__THE REQUEST__: Copy every line from the data below in which the string "page" can be found.
◆ ◆ ◆ ◆
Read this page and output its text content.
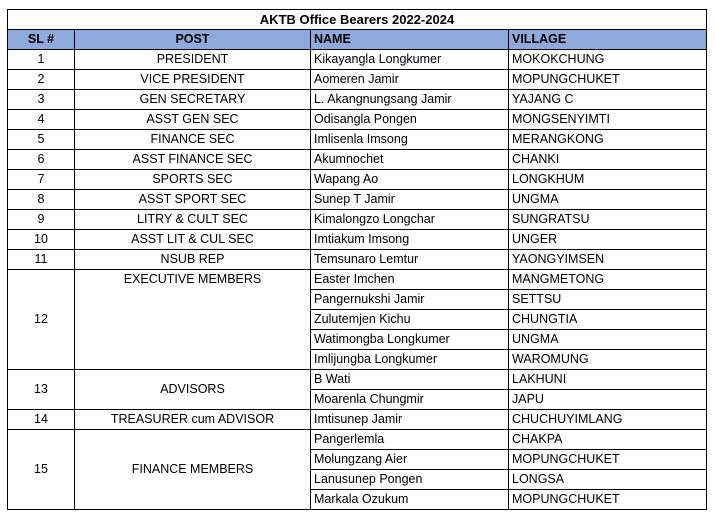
AKTB Office Bearers 2022-2024			
SL #	POST	NAME	VILLAGE
1	PRESIDENT	Kikayangla Longkumer	MOKOKCHUNG
2	VICE PRESIDENT	Aomeren Jamir	MOPUNGCHUKET
3	GEN SECRETARY	L. Akangnungsang Jamir	YAJANG C
4	ASST GEN SEC	Odisangla Pongen	MONGSENYIMTI
5	FINANCE SEC	Imlisenla Imsong	MERANGKONG
6	ASST FINANCE SEC	Akumnochet	CHANKI
7	SPORTS SEC	Wapang Ao	LONGKHUM
8	ASST SPORT SEC	Sunep T Jamir	UNGMA
9	LITRY & CULT SEC	Kimalongzo Longchar	SUNGRATSU
10	ASST LIT & CUL SEC	Imtiakum Imsong	UNGER
11	NSUB REP	Temsunaro Lemtur	YAONGYIMSEN
12	EXECUTIVE MEMBERS	Easter Imchen	MANGMETONG
		Pangernukshi Jamir	SETTSU
		Zulutemjen Kichu	CHUNGTIA
		Watimongba Longkumer	UNGMA
		Imlijungba Longkumer	WAROMUNG
13	ADVISORS	B Wati	LAKHUNI
		Moarenla Chungmir	JAPU
14	TREASURER cum ADVISOR	Imtisunep Jamir	CHUCHUYIMLANG
15	FINANCE MEMBERS	Pangerlemla	CHAKPA
		Molungzang Aier	MOPUNGCHUKET
		Lanusunep Pongen	LONGSA
		Markala Ozukum	MOPUNGCHUKET
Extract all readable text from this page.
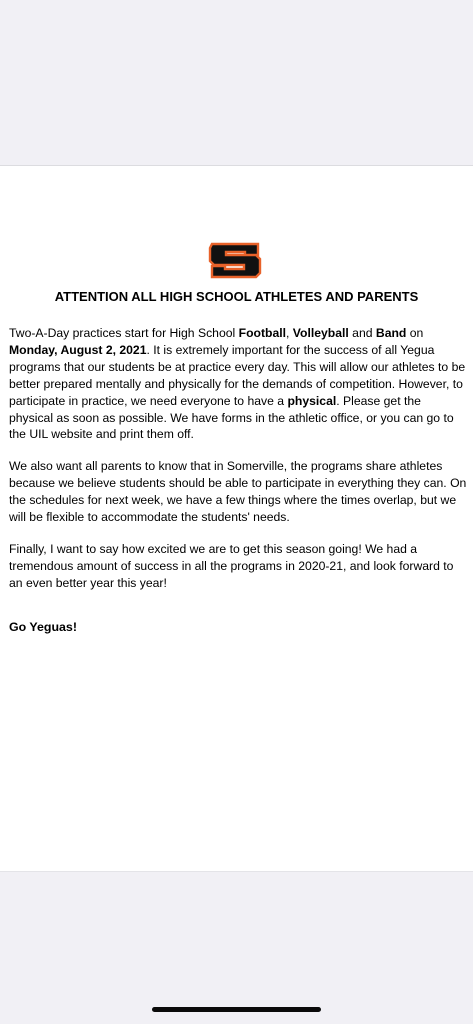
ATTENTION ALL HIGH SCHOOL ATHLETES AND PARENTS

Two-A-Day practices start for High School Football, Volleyball and Band on Monday, August 2, 2021. It is extremely important for the success of all Yegua programs that our students be at practice every day. This will allow our athletes to be better prepared mentally and physically for the demands of competition. However, to participate in practice, we need everyone to have a physical. Please get the physical as soon as possible. We have forms in the athletic office, or you can go to the UIL website and print them off.

We also want all parents to know that in Somerville, the programs share athletes because we believe students should be able to participate in everything they can. On the schedules for next week, we have a few things where the times overlap, but we will be flexible to accommodate the students' needs.

Finally, I want to say how excited we are to get this season going! We had a tremendous amount of success in all the programs in 2020-21, and look forward to an even better year this year!

Go Yeguas!
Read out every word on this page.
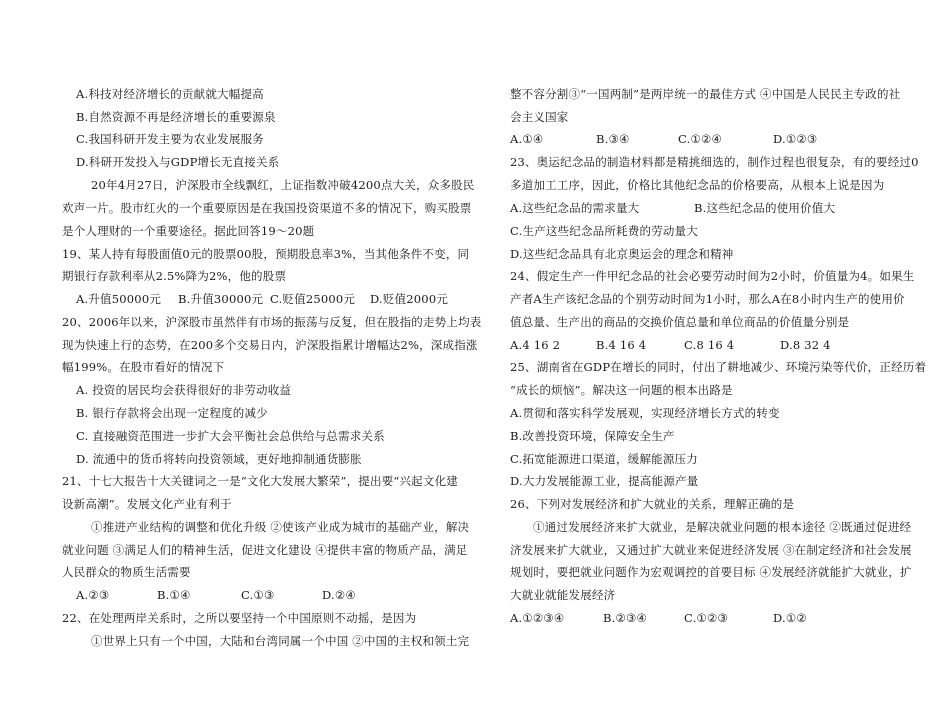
A.科技对经济增长的贡献就大幅提高
B.自然资源不再是经济增长的重要源泉
C.我国科研开发主要为农业发展服务
D.科研开发投入与GDP增长无直接关系
20年4月27日，沪深股市全线飘红，上证指数冲破4200点大关，众多股民
欢声一片。股市红火的一个重要原因是在我国投资渠道不多的情况下，购买股票
是个人理财的一个重要途径。据此回答19～20题
19、某人持有每股面值0元的股票00股，预期股息率3%，当其他条件不变，同
期银行存款利率从2.5%降为2%，他的股票
A.升值50000元 B.升值30000元 C.贬值25000元 D.贬值2000元
20、2006年以来，沪深股市虽然伴有市场的振荡与反复，但在股指的走势上均表
现为快速上行的态势，在200多个交易日内，沪深股指累计增幅达2%，深成指涨
幅199%。在股市看好的情况下
A. 投资的居民均会获得很好的非劳动收益
B. 银行存款将会出现一定程度的减少
C. 直接融资范围进一步扩大会平衡社会总供给与总需求关系
D. 流通中的货币将转向投资领域，更好地抑制通货膨胀
21、十七大报告十大关键词之一是“文化大发展大繁荣”，提出要“兴起文化建
设新高潮”。发展文化产业有利于
①推进产业结构的调整和优化升级 ②使该产业成为城市的基础产业，解决
就业问题 ③满足人们的精神生活，促进文化建设 ④提供丰富的物质产品，满足
人民群众的物质生活需要
A.②③	B.①④	C.①③	D.②④
22、在处理两岸关系时，之所以要坚持一个中国原则不动摇，是因为
①世界上只有一个中国，大陆和台湾同属一个中国 ②中国的主权和领土完
整不容分割③“一国两制”是两岸统一的最佳方式 ④中国是人民民主专政的社
会主义国家
A.①④	B.③④	C.①②④	D.①②③
23、奥运纪念品的制造材料都是精挑细选的，制作过程也很复杂，有的要经过0
多道加工工序，因此，价格比其他纪念品的价格要高，从根本上说是因为
A.这些纪念品的需求量大	B.这些纪念品的使用价值大
C.生产这些纪念品所耗费的劳动量大
D.这些纪念品具有北京奥运会的理念和精神
24、假定生产一件甲纪念品的社会必要劳动时间为2小时，价值量为4。如果生
产者A生产该纪念品的个别劳动时间为1小时，那么A在8小时内生产的使用价
值总量、生产出的商品的交换价值总量和单位商品的价值量分别是
A.4 16 2	B.4 16 4	C.8 16 4	D.8 32 4
25、湖南省在GDP在增长的同时，付出了耕地减少、环境污染等代价，正经历着
“成长的烦恼”。解决这一问题的根本出路是
A.贯彻和落实科学发展观，实现经济增长方式的转变
B.改善投资环境，保障安全生产
C.拓宽能源进口渠道，缓解能源压力
D.大力发展能源工业，提高能源产量
26、下列对发展经济和扩大就业的关系，理解正确的是
①通过发展经济来扩大就业，是解决就业问题的根本途径 ②既通过促进经
济发展来扩大就业，又通过扩大就业来促进经济发展 ③在制定经济和社会发展
规划时，要把就业问题作为宏观调控的首要目标 ④发展经济就能扩大就业，扩
大就业就能发展经济
A.①②③④	B.②③④	C.①②③	D.①②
◆ ◆ ◆ ◆
__RESULT BELOW__:
Read this page and output its text content.
Extract all readable text from this page.
Read out every word on this page.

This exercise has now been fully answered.